== EXERCISE ==
Write out exactly, with no other output, the lines below from the one that contains "Extract the structured" through the end.

== ENTRIES SUPPLIED ==
-- -- --

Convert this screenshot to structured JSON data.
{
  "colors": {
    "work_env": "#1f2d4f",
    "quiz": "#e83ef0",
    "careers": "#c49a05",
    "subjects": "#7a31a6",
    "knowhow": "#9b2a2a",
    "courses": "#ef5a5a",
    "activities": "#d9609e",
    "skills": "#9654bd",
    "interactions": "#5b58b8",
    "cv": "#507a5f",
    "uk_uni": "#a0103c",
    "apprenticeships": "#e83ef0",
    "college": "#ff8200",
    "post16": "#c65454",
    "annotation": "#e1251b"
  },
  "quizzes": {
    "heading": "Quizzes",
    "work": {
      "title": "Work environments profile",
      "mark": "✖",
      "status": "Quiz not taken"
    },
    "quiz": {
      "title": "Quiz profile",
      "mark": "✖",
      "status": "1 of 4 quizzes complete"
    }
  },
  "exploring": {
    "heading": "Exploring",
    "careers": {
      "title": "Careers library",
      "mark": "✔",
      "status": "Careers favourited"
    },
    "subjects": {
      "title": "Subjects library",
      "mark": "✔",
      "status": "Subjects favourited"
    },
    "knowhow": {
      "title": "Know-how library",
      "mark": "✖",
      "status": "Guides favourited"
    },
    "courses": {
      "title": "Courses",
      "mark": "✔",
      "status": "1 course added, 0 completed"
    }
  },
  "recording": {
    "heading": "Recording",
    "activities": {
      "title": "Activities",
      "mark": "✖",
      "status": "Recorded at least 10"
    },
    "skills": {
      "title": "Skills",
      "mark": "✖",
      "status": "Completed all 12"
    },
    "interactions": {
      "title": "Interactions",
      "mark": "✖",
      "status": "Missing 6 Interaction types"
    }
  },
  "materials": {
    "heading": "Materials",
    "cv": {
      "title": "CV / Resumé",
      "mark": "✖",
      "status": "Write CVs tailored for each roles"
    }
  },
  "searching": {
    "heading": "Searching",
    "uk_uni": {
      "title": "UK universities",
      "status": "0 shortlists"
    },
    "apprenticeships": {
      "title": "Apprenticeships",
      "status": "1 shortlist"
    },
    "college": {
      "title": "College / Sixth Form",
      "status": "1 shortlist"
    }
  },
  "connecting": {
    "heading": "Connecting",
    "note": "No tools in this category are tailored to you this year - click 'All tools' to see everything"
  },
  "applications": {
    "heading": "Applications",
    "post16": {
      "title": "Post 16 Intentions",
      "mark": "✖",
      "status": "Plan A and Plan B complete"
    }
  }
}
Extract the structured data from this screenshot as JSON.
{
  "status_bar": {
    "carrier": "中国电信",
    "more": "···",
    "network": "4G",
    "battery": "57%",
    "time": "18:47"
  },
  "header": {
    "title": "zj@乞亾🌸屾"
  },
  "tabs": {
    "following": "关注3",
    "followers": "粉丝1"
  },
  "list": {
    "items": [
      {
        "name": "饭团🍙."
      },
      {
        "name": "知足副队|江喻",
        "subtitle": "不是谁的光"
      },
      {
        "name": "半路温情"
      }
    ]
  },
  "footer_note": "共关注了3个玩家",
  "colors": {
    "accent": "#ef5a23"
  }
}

-- -- --

== WORKED SOLUTION ==
Extract the structured data from this screenshot as JSON.
{
  "status_bar": {
    "carrier": "中国电信",
    "more": "···",
    "network": "4G",
    "battery": "57%",
    "time": "18:47"
  },
  "header": {
    "title": "zj@乞亾🌸屾"
  },
  "tabs": {
    "following": "关注3",
    "followers": "粉丝1"
  },
  "list": {
    "items": [
      {
        "name": "饭团🍙."
      },
      {
        "name": "知足副队|江喻",
        "subtitle": "不是谁的光"
      },
      {
        "name": "半路温情"
      }
    ]
  },
  "footer_note": "共关注了3个玩家",
  "colors": {
    "accent": "#ef5a23"
  }
}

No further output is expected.